● DATA:
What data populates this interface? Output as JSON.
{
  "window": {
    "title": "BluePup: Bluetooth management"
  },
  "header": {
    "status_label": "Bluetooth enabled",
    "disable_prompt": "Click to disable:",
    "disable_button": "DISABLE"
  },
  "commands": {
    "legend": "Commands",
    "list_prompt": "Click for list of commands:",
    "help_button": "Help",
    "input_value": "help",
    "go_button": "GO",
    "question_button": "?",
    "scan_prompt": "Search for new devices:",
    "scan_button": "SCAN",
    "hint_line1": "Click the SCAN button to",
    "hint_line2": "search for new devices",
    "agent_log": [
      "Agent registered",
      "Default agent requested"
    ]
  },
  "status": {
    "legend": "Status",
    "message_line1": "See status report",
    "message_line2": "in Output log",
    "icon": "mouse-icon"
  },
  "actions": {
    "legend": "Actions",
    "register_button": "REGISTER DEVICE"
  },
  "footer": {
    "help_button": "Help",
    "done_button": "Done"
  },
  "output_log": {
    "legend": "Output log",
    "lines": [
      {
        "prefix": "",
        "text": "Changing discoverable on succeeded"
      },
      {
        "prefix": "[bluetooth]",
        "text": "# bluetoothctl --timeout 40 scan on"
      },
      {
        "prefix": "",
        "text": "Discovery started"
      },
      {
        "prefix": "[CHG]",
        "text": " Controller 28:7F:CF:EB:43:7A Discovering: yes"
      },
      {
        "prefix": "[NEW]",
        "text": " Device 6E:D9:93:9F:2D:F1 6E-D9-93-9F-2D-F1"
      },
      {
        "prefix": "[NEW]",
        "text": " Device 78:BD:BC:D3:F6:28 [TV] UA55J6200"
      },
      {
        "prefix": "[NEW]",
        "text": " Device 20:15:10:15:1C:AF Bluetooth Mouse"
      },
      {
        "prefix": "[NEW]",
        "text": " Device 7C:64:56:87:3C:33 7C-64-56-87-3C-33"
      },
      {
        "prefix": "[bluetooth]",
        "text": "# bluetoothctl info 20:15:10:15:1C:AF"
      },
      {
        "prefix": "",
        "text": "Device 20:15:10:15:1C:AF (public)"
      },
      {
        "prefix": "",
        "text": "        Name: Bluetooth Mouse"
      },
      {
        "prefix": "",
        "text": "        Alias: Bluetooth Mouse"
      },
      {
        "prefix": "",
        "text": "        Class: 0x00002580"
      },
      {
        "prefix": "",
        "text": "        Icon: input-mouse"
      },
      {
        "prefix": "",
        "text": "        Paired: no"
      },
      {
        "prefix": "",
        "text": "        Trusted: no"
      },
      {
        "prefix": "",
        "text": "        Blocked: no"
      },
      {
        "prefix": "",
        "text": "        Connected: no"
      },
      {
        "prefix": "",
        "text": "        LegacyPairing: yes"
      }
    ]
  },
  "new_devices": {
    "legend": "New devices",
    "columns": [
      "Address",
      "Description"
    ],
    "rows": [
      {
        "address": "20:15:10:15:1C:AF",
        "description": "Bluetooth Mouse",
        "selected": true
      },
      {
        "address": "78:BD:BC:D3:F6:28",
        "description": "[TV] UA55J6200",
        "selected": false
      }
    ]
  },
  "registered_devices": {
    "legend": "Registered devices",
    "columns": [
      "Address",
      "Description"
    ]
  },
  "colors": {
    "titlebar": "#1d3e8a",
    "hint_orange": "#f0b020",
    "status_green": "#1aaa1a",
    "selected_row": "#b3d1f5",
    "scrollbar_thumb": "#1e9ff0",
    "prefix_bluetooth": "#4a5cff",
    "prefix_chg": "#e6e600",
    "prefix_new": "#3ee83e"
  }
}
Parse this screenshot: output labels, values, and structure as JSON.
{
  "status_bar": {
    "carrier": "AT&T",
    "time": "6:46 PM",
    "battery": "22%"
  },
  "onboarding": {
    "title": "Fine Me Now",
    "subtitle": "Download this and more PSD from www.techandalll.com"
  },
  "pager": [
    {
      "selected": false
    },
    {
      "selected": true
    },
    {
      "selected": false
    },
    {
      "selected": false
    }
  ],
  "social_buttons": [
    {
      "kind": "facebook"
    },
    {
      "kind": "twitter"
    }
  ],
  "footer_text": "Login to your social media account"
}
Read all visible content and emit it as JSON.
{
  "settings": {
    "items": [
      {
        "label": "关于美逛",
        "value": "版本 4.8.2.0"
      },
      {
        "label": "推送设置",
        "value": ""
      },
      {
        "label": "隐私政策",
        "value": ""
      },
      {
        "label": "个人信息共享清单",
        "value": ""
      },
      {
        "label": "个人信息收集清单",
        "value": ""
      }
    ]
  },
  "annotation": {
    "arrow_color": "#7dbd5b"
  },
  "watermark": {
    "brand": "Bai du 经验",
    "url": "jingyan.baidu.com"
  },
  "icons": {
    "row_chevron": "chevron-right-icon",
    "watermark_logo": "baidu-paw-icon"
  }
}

● TASK BRIEF:
Return the entries above exactly, each one complete.

● ANSWER BELOW:
What data populates this interface? Output as JSON.
{
  "window": {
    "title": "BluePup: Bluetooth management"
  },
  "header": {
    "status_label": "Bluetooth enabled",
    "disable_prompt": "Click to disable:",
    "disable_button": "DISABLE"
  },
  "commands": {
    "legend": "Commands",
    "list_prompt": "Click for list of commands:",
    "help_button": "Help",
    "input_value": "help",
    "go_button": "GO",
    "question_button": "?",
    "scan_prompt": "Search for new devices:",
    "scan_button": "SCAN",
    "hint_line1": "Click the SCAN button to",
    "hint_line2": "search for new devices",
    "agent_log": [
      "Agent registered",
      "Default agent requested"
    ]
  },
  "status": {
    "legend": "Status",
    "message_line1": "See status report",
    "message_line2": "in Output log",
    "icon": "mouse-icon"
  },
  "actions": {
    "legend": "Actions",
    "register_button": "REGISTER DEVICE"
  },
  "footer": {
    "help_button": "Help",
    "done_button": "Done"
  },
  "output_log": {
    "legend": "Output log",
    "lines": [
      {
        "prefix": "",
        "text": "Changing discoverable on succeeded"
      },
      {
        "prefix": "[bluetooth]",
        "text": "# bluetoothctl --timeout 40 scan on"
      },
      {
        "prefix": "",
        "text": "Discovery started"
      },
      {
        "prefix": "[CHG]",
        "text": " Controller 28:7F:CF:EB:43:7A Discovering: yes"
      },
      {
        "prefix": "[NEW]",
        "text": " Device 6E:D9:93:9F:2D:F1 6E-D9-93-9F-2D-F1"
      },
      {
        "prefix": "[NEW]",
        "text": " Device 78:BD:BC:D3:F6:28 [TV] UA55J6200"
      },
      {
        "prefix": "[NEW]",
        "text": " Device 20:15:10:15:1C:AF Bluetooth Mouse"
      },
      {
        "prefix": "[NEW]",
        "text": " Device 7C:64:56:87:3C:33 7C-64-56-87-3C-33"
      },
      {
        "prefix": "[bluetooth]",
        "text": "# bluetoothctl info 20:15:10:15:1C:AF"
      },
      {
        "prefix": "",
        "text": "Device 20:15:10:15:1C:AF (public)"
      },
      {
        "prefix": "",
        "text": "        Name: Bluetooth Mouse"
      },
      {
        "prefix": "",
        "text": "        Alias: Bluetooth Mouse"
      },
      {
        "prefix": "",
        "text": "        Class: 0x00002580"
      },
      {
        "prefix": "",
        "text": "        Icon: input-mouse"
      },
      {
        "prefix": "",
        "text": "        Paired: no"
      },
      {
        "prefix": "",
        "text": "        Trusted: no"
      },
      {
        "prefix": "",
        "text": "        Blocked: no"
      },
      {
        "prefix": "",
        "text": "        Connected: no"
      },
      {
        "prefix": "",
        "text": "        LegacyPairing: yes"
      }
    ]
  },
  "new_devices": {
    "legend": "New devices",
    "columns": [
      "Address",
      "Description"
    ],
    "rows": [
      {
        "address": "20:15:10:15:1C:AF",
        "description": "Bluetooth Mouse",
        "selected": true
      },
      {
        "address": "78:BD:BC:D3:F6:28",
        "description": "[TV] UA55J6200",
        "selected": false
      }
    ]
  },
  "registered_devices": {
    "legend": "Registered devices",
    "columns": [
      "Address",
      "Description"
    ]
  },
  "colors": {
    "titlebar": "#1d3e8a",
    "hint_orange": "#f0b020",
    "status_green": "#1aaa1a",
    "selected_row": "#b3d1f5",
    "scrollbar_thumb": "#1e9ff0",
    "prefix_bluetooth": "#4a5cff",
    "prefix_chg": "#e6e600",
    "prefix_new": "#3ee83e"
  }
}
Parse this screenshot: output labels, values, and structure as JSON.
{
  "status_bar": {
    "carrier": "AT&T",
    "time": "6:46 PM",
    "battery": "22%"
  },
  "onboarding": {
    "title": "Fine Me Now",
    "subtitle": "Download this and more PSD from www.techandalll.com"
  },
  "pager": [
    {
      "selected": false
    },
    {
      "selected": true
    },
    {
      "selected": false
    },
    {
      "selected": false
    }
  ],
  "social_buttons": [
    {
      "kind": "facebook"
    },
    {
      "kind": "twitter"
    }
  ],
  "footer_text": "Login to your social media account"
}
Read all visible content and emit it as JSON.
{
  "settings": {
    "items": [
      {
        "label": "关于美逛",
        "value": "版本 4.8.2.0"
      },
      {
        "label": "推送设置",
        "value": ""
      },
      {
        "label": "隐私政策",
        "value": ""
      },
      {
        "label": "个人信息共享清单",
        "value": ""
      },
      {
        "label": "个人信息收集清单",
        "value": ""
      }
    ]
  },
  "annotation": {
    "arrow_color": "#7dbd5b"
  },
  "watermark": {
    "brand": "Bai du 经验",
    "url": "jingyan.baidu.com"
  },
  "icons": {
    "row_chevron": "chevron-right-icon",
    "watermark_logo": "baidu-paw-icon"
  }
}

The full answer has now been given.